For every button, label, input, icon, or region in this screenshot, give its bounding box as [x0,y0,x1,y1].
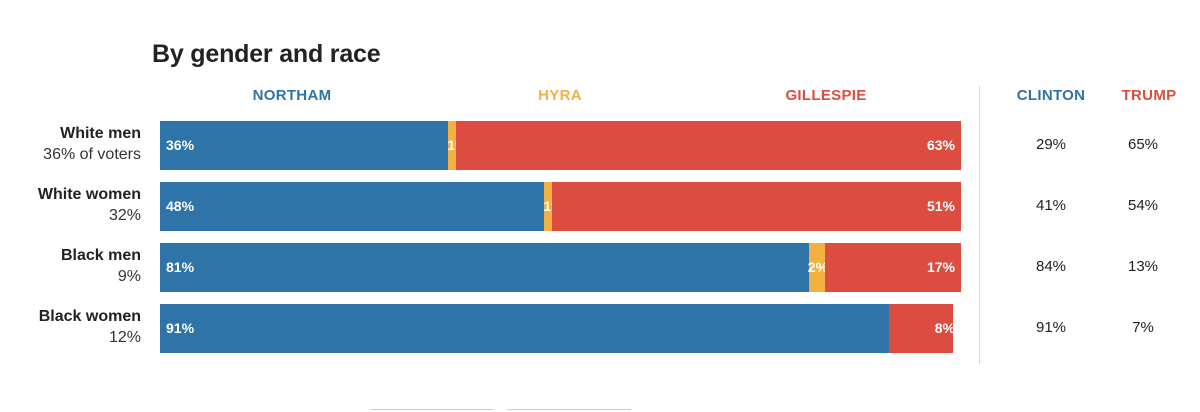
column-divider [979,86,980,364]
row-label: Black men 9% [0,245,141,287]
bar-segment-gillespie [888,304,953,353]
value-label-northam: 91% [166,320,195,336]
group-name: White men [60,125,141,142]
group-name: Black men [60,247,141,264]
value-label-gillespie: 51% [926,198,955,214]
bar-segment-gillespie [456,121,961,170]
stacked-bar: 81% 2% 17% [160,243,961,292]
stacked-bar: 91% 8% [160,304,961,353]
bar-segment-northam [160,121,449,170]
stacked-bar: 48%1%51% [160,182,961,231]
bar-segment-northam [160,182,545,231]
bar-segment-gillespie [824,243,961,292]
comparison-clinton: 29% [1035,136,1067,153]
value-label-gillespie: 17% [926,259,955,275]
voter-share: 32% [108,207,141,224]
value-label-hyra: 2% [807,259,829,275]
comparison-trump: 7% [1132,319,1154,336]
stacked-bar: 36%1%63% [160,121,961,170]
comparison-trump: 65% [1127,136,1159,153]
footer-rule-left [370,409,494,410]
comparison-clinton: 41% [1035,197,1067,214]
bar-segment-gillespie [552,182,961,231]
voter-share: 9% [117,268,141,285]
group-name: Black women [38,308,141,325]
value-label-gillespie: 63% [926,137,955,153]
header-clinton: CLINTON [1016,87,1086,104]
header-hyra: HYRA [538,87,582,104]
bar-segment-northam [160,243,809,292]
footer-rule-right [507,409,631,410]
bar-segment-hyra [544,182,553,231]
header-gillespie: GILLESPIE [785,87,867,104]
bar-segment-hyra [808,243,825,292]
comparison-trump: 54% [1127,197,1159,214]
comparison-clinton: 91% [1035,319,1067,336]
chart-title: By gender and race [152,40,381,68]
row-label: Black women 12% [0,306,141,348]
value-label-northam: 36% [166,137,195,153]
header-trump: TRUMP [1121,87,1177,104]
bar-segment-northam [160,304,889,353]
bar-segment-hyra [448,121,457,170]
comparison-trump: 13% [1127,258,1159,275]
header-northam: NORTHAM [252,87,332,104]
group-name: White women [37,186,141,203]
row-label: White men 36% of voters [0,123,141,165]
voter-share: 36% of voters [43,146,141,163]
row-label: White women 32% [0,184,141,226]
value-label-gillespie: 8% [934,320,955,336]
comparison-clinton: 84% [1035,258,1067,275]
voter-share: 12% [108,329,141,346]
value-label-northam: 81% [166,259,195,275]
value-label-northam: 48% [166,198,195,214]
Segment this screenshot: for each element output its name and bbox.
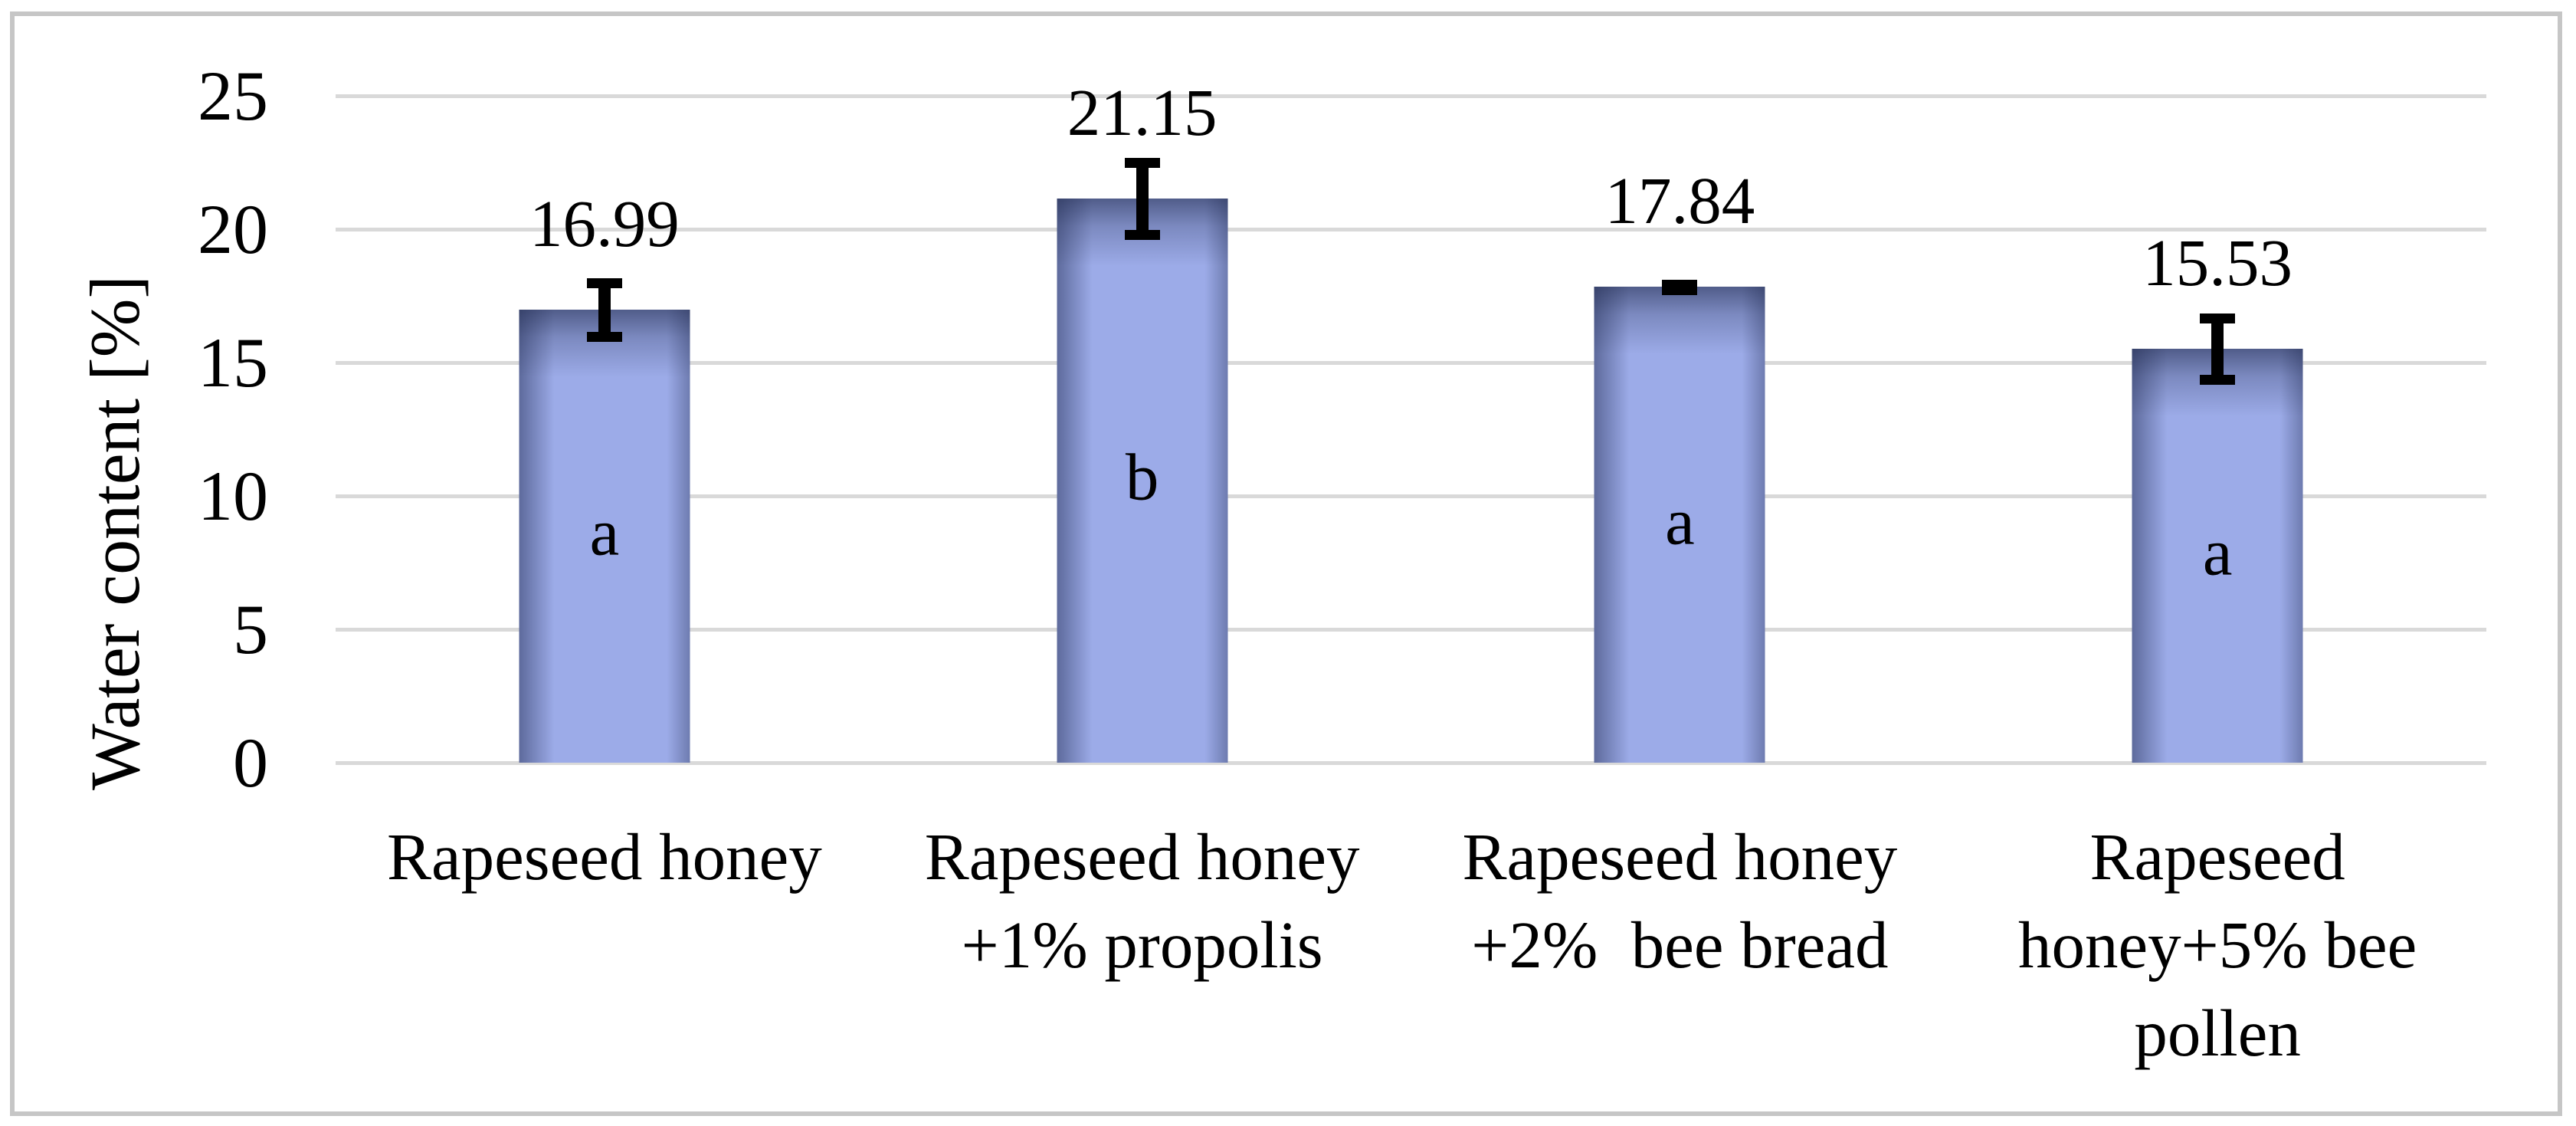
- value-label: 16.99: [529, 185, 680, 261]
- bar-bee-bread: a: [1594, 287, 1765, 763]
- error-bar-stem: [598, 282, 611, 337]
- bar-group-rapeseed-honey: 16.99 a: [336, 96, 873, 763]
- error-bar-stem: [1136, 162, 1149, 235]
- bar-rapeseed-honey: a: [519, 309, 690, 763]
- gridline: [336, 360, 2486, 365]
- bar-group-propolis: 21.15 b: [873, 75, 1411, 763]
- y-tick-label: 5: [233, 590, 268, 668]
- gridline: [336, 627, 2486, 632]
- significance-letter: a: [1665, 484, 1695, 559]
- error-bar: [1662, 279, 1698, 295]
- error-bar: [2200, 313, 2236, 385]
- error-bar-bottom-cap: [1124, 229, 1160, 240]
- bar-group-bee-bread: 17.84 a: [1411, 96, 1949, 763]
- error-bar: [586, 277, 622, 342]
- x-category-label: Rapeseed honey+5% bee pollen: [2018, 819, 2417, 1070]
- significance-letter: b: [1125, 439, 1159, 514]
- error-bar-bottom-cap: [586, 331, 622, 342]
- y-tick-label: 15: [198, 323, 268, 402]
- plot-area: 16.99 a 21.15 b 17.84 a 15.53: [336, 75, 2486, 765]
- y-tick-label: 20: [198, 190, 268, 268]
- significance-letter: a: [2202, 514, 2233, 589]
- y-tick-label: 25: [198, 57, 268, 135]
- error-bar-bottom-cap: [1662, 284, 1698, 295]
- y-tick-label: 0: [233, 724, 268, 802]
- bar-bee-pollen: a: [2132, 348, 2303, 763]
- value-label: 15.53: [2142, 225, 2293, 300]
- bar-propolis: b: [1057, 198, 1228, 763]
- value-label: 21.15: [1067, 74, 1218, 149]
- y-tick-label: 10: [198, 457, 268, 535]
- value-label: 17.84: [1604, 163, 1755, 238]
- gridline: [336, 760, 2486, 765]
- error-bar-stem: [2211, 317, 2224, 380]
- error-bar-bottom-cap: [2200, 374, 2236, 385]
- x-category-label: Rapeseed honey +1% propolis: [924, 819, 1360, 982]
- significance-letter: a: [589, 494, 620, 570]
- x-category-label: Rapeseed honey: [387, 819, 822, 894]
- bar-group-bee-pollen: 15.53 a: [1948, 96, 2486, 763]
- gridline: [336, 494, 2486, 498]
- gridline: [336, 94, 2486, 98]
- error-bar: [1124, 158, 1160, 240]
- gridline: [336, 227, 2486, 231]
- x-category-label: Rapeseed honey +2% bee bread: [1462, 819, 1898, 982]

|---|

- [TASK TO COMPLETE]: Swap "Rapeseed honey" for "Canola honey" in every one of the items above and write all their lines out again with nothing else changed, leaving out the pictures.

- [RESULT FOR THIS EXERCISE]:
For every button, label, input, icon, or region in this screenshot, give its bounding box as [x0,y0,x1,y1].
column-divider [979,86,980,364]
row-label: Black men 9% [0,245,141,287]
bar-segment-gillespie [888,304,953,353]
value-label-northam: 91% [166,320,195,336]
group-name: White men [60,125,141,142]
group-name: Black men [60,247,141,264]
value-label-gillespie: 51% [926,198,955,214]
bar-segment-gillespie [456,121,961,170]
stacked-bar: 81% 2% 17% [160,243,961,292]
stacked-bar: 91% 8% [160,304,961,353]
bar-segment-northam [160,121,449,170]
stacked-bar: 48%1%51% [160,182,961,231]
bar-segment-northam [160,182,545,231]
bar-segment-gillespie [824,243,961,292]
comparison-clinton: 29% [1035,136,1067,153]
value-label-gillespie: 17% [926,259,955,275]
voter-share: 32% [108,207,141,224]
value-label-hyra: 2% [807,259,829,275]
comparison-trump: 7% [1132,319,1154,336]
stacked-bar: 36%1%63% [160,121,961,170]
comparison-trump: 65% [1127,136,1159,153]
footer-rule-left [370,409,494,410]
comparison-clinton: 41% [1035,197,1067,214]
bar-segment-gillespie [552,182,961,231]
voter-share: 9% [117,268,141,285]
group-name: Black women [38,308,141,325]
value-label-gillespie: 63% [926,137,955,153]
header-clinton: CLINTON [1016,87,1086,104]
header-hyra: HYRA [538,87,582,104]
bar-segment-northam [160,243,809,292]
footer-rule-right [507,409,631,410]
bar-segment-hyra [544,182,553,231]
header-gillespie: GILLESPIE [785,87,867,104]
bar-segment-hyra [808,243,825,292]
comparison-trump: 54% [1127,197,1159,214]
comparison-clinton: 91% [1035,319,1067,336]
chart-title: By gender and race [152,40,381,68]
row-label: Black women 12% [0,306,141,348]
value-label-northam: 36% [166,137,195,153]
header-trump: TRUMP [1121,87,1177,104]
bar-segment-northam [160,304,889,353]
bar-segment-hyra [448,121,457,170]
comparison-trump: 13% [1127,258,1159,275]
header-northam: NORTHAM [252,87,332,104]
group-name: White women [37,186,141,203]
row-label: White men 36% of voters [0,123,141,165]
voter-share: 36% of voters [43,146,141,163]
row-label: White women 32% [0,184,141,226]
value-label-gillespie: 8% [934,320,955,336]
comparison-clinton: 84% [1035,258,1067,275]
voter-share: 12% [108,329,141,346]
value-label-northam: 81% [166,259,195,275]
value-label-northam: 48% [166,198,195,214]
Segment this screenshot: for each element output its name and bbox.
- value-label: 16.99: [529, 185, 680, 261]
- bar-bee-bread: a: [1594, 287, 1765, 763]
- error-bar-stem: [598, 282, 611, 337]
- bar-group-rapeseed-honey: 16.99 a: [336, 96, 873, 763]
- error-bar-stem: [1136, 162, 1149, 235]
- bar-rapeseed-honey: a: [519, 309, 690, 763]
- gridline: [336, 360, 2486, 365]
- bar-group-propolis: 21.15 b: [873, 75, 1411, 763]
- y-tick-label: 5: [233, 590, 268, 668]
- gridline: [336, 627, 2486, 632]
- significance-letter: a: [1665, 484, 1695, 559]
- error-bar: [1662, 279, 1698, 295]
- error-bar: [2200, 313, 2236, 385]
- error-bar-bottom-cap: [1124, 229, 1160, 240]
- bar-group-bee-bread: 17.84 a: [1411, 96, 1949, 763]
- error-bar: [586, 277, 622, 342]
- x-category-label: Canola honey+5% bee pollen: [2018, 819, 2417, 1070]
- significance-letter: b: [1125, 439, 1159, 514]
- error-bar-bottom-cap: [586, 331, 622, 342]
- y-tick-label: 15: [198, 323, 268, 402]
- plot-area: 16.99 a 21.15 b 17.84 a 15.53: [336, 75, 2486, 765]
- y-tick-label: 20: [198, 190, 268, 268]
- significance-letter: a: [2202, 514, 2233, 589]
- y-tick-label: 25: [198, 57, 268, 135]
- error-bar-bottom-cap: [1662, 284, 1698, 295]
- y-tick-label: 0: [233, 724, 268, 802]
- bar-bee-pollen: a: [2132, 348, 2303, 763]
- value-label: 15.53: [2142, 225, 2293, 300]
- bar-propolis: b: [1057, 198, 1228, 763]
- value-label: 21.15: [1067, 74, 1218, 149]
- y-tick-label: 10: [198, 457, 268, 535]
- value-label: 17.84: [1604, 163, 1755, 238]
- gridline: [336, 760, 2486, 765]
- error-bar-stem: [2211, 317, 2224, 380]
- error-bar-bottom-cap: [2200, 374, 2236, 385]
- x-category-label: Canola honey +1% propolis: [924, 819, 1360, 982]
- significance-letter: a: [589, 494, 620, 570]
- x-category-label: Canola honey: [387, 819, 822, 894]
- bar-group-bee-pollen: 15.53 a: [1948, 96, 2486, 763]
- gridline: [336, 494, 2486, 498]
- gridline: [336, 94, 2486, 98]
- error-bar: [1124, 158, 1160, 240]
- gridline: [336, 227, 2486, 231]
- x-category-label: Canola honey +2% bee bread: [1462, 819, 1898, 982]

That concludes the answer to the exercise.